### AVAILABLE DATA
•••••

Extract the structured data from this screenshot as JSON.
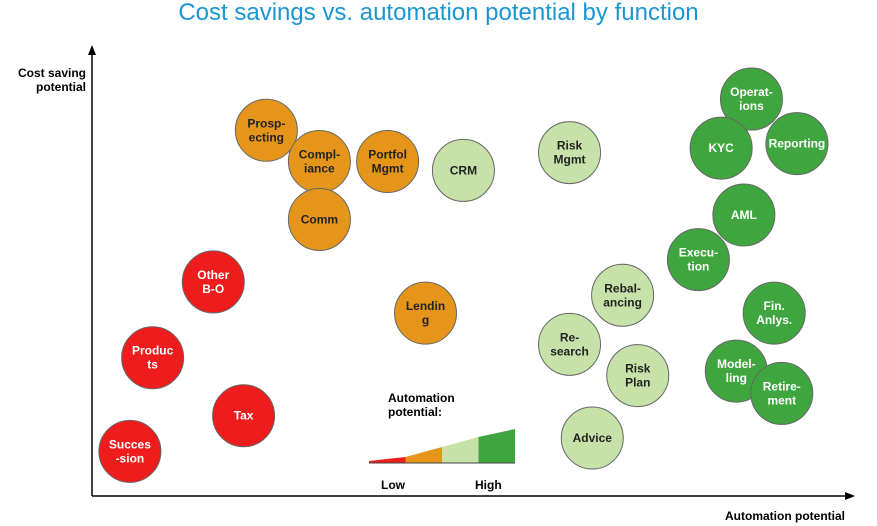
{
  "chart_data": {
    "type": "scatter",
    "title": "Cost savings vs. automation potential by function",
    "xlabel": "Automation potential",
    "ylabel": "Cost saving potential",
    "xlim": [
      0,
      100
    ],
    "ylim": [
      0,
      100
    ],
    "grid": false,
    "colors": {
      "very_low": "#ee1c1c",
      "low": "#e5961a",
      "medium": "#c6e2a8",
      "high": "#3fa63f"
    },
    "legend": {
      "title": "Automation potential:",
      "low_label": "Low",
      "high_label": "High",
      "levels": [
        "very_low",
        "low",
        "medium",
        "high"
      ]
    },
    "points": [
      {
        "label": [
          "Prosp-",
          "ecting"
        ],
        "x": 23,
        "y": 82,
        "level": "low"
      },
      {
        "label": [
          "Compl-",
          "iance"
        ],
        "x": 30,
        "y": 75,
        "level": "low"
      },
      {
        "label": [
          "Portfol",
          "Mgmt"
        ],
        "x": 39,
        "y": 75,
        "level": "low"
      },
      {
        "label": [
          "Comm"
        ],
        "x": 30,
        "y": 62,
        "level": "low"
      },
      {
        "label": [
          "Lendin",
          "g"
        ],
        "x": 44,
        "y": 41,
        "level": "low"
      },
      {
        "label": [
          "Other",
          "B-O"
        ],
        "x": 16,
        "y": 48,
        "level": "very_low"
      },
      {
        "label": [
          "Produc",
          "ts"
        ],
        "x": 8,
        "y": 31,
        "level": "very_low"
      },
      {
        "label": [
          "Tax"
        ],
        "x": 20,
        "y": 18,
        "level": "very_low"
      },
      {
        "label": [
          "Succes",
          "-sion"
        ],
        "x": 5,
        "y": 10,
        "level": "very_low"
      },
      {
        "label": [
          "CRM"
        ],
        "x": 49,
        "y": 73,
        "level": "medium"
      },
      {
        "label": [
          "Risk",
          "Mgmt"
        ],
        "x": 63,
        "y": 77,
        "level": "medium"
      },
      {
        "label": [
          "Rebal-",
          "ancing"
        ],
        "x": 70,
        "y": 45,
        "level": "medium"
      },
      {
        "label": [
          "Re-",
          "search"
        ],
        "x": 63,
        "y": 34,
        "level": "medium"
      },
      {
        "label": [
          "Risk",
          "Plan"
        ],
        "x": 72,
        "y": 27,
        "level": "medium"
      },
      {
        "label": [
          "Advice"
        ],
        "x": 66,
        "y": 13,
        "level": "medium"
      },
      {
        "label": [
          "Operat-",
          "ions"
        ],
        "x": 87,
        "y": 89,
        "level": "high"
      },
      {
        "label": [
          "KYC"
        ],
        "x": 83,
        "y": 78,
        "level": "high"
      },
      {
        "label": [
          "Reporting"
        ],
        "x": 93,
        "y": 79,
        "level": "high"
      },
      {
        "label": [
          "AML"
        ],
        "x": 86,
        "y": 63,
        "level": "high"
      },
      {
        "label": [
          "Execu-",
          "tion"
        ],
        "x": 80,
        "y": 53,
        "level": "high"
      },
      {
        "label": [
          "Fin.",
          "Anlys."
        ],
        "x": 90,
        "y": 41,
        "level": "high"
      },
      {
        "label": [
          "Model-",
          "ling"
        ],
        "x": 85,
        "y": 28,
        "level": "high"
      },
      {
        "label": [
          "Retire-",
          "ment"
        ],
        "x": 91,
        "y": 23,
        "level": "high"
      }
    ]
  }
}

•••••

### YOUR GOAL
Take the records above and transcribe them exactly, dropping every picture.

### ANSWER TO THIS TASK
Extract the structured data from this screenshot as JSON.
{
  "chart_data": {
    "type": "scatter",
    "title": "Cost savings vs. automation potential by function",
    "xlabel": "Automation potential",
    "ylabel": "Cost saving potential",
    "xlim": [
      0,
      100
    ],
    "ylim": [
      0,
      100
    ],
    "grid": false,
    "colors": {
      "very_low": "#ee1c1c",
      "low": "#e5961a",
      "medium": "#c6e2a8",
      "high": "#3fa63f"
    },
    "legend": {
      "title": "Automation potential:",
      "low_label": "Low",
      "high_label": "High",
      "levels": [
        "very_low",
        "low",
        "medium",
        "high"
      ]
    },
    "points": [
      {
        "label": [
          "Prosp-",
          "ecting"
        ],
        "x": 23,
        "y": 82,
        "level": "low"
      },
      {
        "label": [
          "Compl-",
          "iance"
        ],
        "x": 30,
        "y": 75,
        "level": "low"
      },
      {
        "label": [
          "Portfol",
          "Mgmt"
        ],
        "x": 39,
        "y": 75,
        "level": "low"
      },
      {
        "label": [
          "Comm"
        ],
        "x": 30,
        "y": 62,
        "level": "low"
      },
      {
        "label": [
          "Lendin",
          "g"
        ],
        "x": 44,
        "y": 41,
        "level": "low"
      },
      {
        "label": [
          "Other",
          "B-O"
        ],
        "x": 16,
        "y": 48,
        "level": "very_low"
      },
      {
        "label": [
          "Produc",
          "ts"
        ],
        "x": 8,
        "y": 31,
        "level": "very_low"
      },
      {
        "label": [
          "Tax"
        ],
        "x": 20,
        "y": 18,
        "level": "very_low"
      },
      {
        "label": [
          "Succes",
          "-sion"
        ],
        "x": 5,
        "y": 10,
        "level": "very_low"
      },
      {
        "label": [
          "CRM"
        ],
        "x": 49,
        "y": 73,
        "level": "medium"
      },
      {
        "label": [
          "Risk",
          "Mgmt"
        ],
        "x": 63,
        "y": 77,
        "level": "medium"
      },
      {
        "label": [
          "Rebal-",
          "ancing"
        ],
        "x": 70,
        "y": 45,
        "level": "medium"
      },
      {
        "label": [
          "Re-",
          "search"
        ],
        "x": 63,
        "y": 34,
        "level": "medium"
      },
      {
        "label": [
          "Risk",
          "Plan"
        ],
        "x": 72,
        "y": 27,
        "level": "medium"
      },
      {
        "label": [
          "Advice"
        ],
        "x": 66,
        "y": 13,
        "level": "medium"
      },
      {
        "label": [
          "Operat-",
          "ions"
        ],
        "x": 87,
        "y": 89,
        "level": "high"
      },
      {
        "label": [
          "KYC"
        ],
        "x": 83,
        "y": 78,
        "level": "high"
      },
      {
        "label": [
          "Reporting"
        ],
        "x": 93,
        "y": 79,
        "level": "high"
      },
      {
        "label": [
          "AML"
        ],
        "x": 86,
        "y": 63,
        "level": "high"
      },
      {
        "label": [
          "Execu-",
          "tion"
        ],
        "x": 80,
        "y": 53,
        "level": "high"
      },
      {
        "label": [
          "Fin.",
          "Anlys."
        ],
        "x": 90,
        "y": 41,
        "level": "high"
      },
      {
        "label": [
          "Model-",
          "ling"
        ],
        "x": 85,
        "y": 28,
        "level": "high"
      },
      {
        "label": [
          "Retire-",
          "ment"
        ],
        "x": 91,
        "y": 23,
        "level": "high"
      }
    ]
  }
}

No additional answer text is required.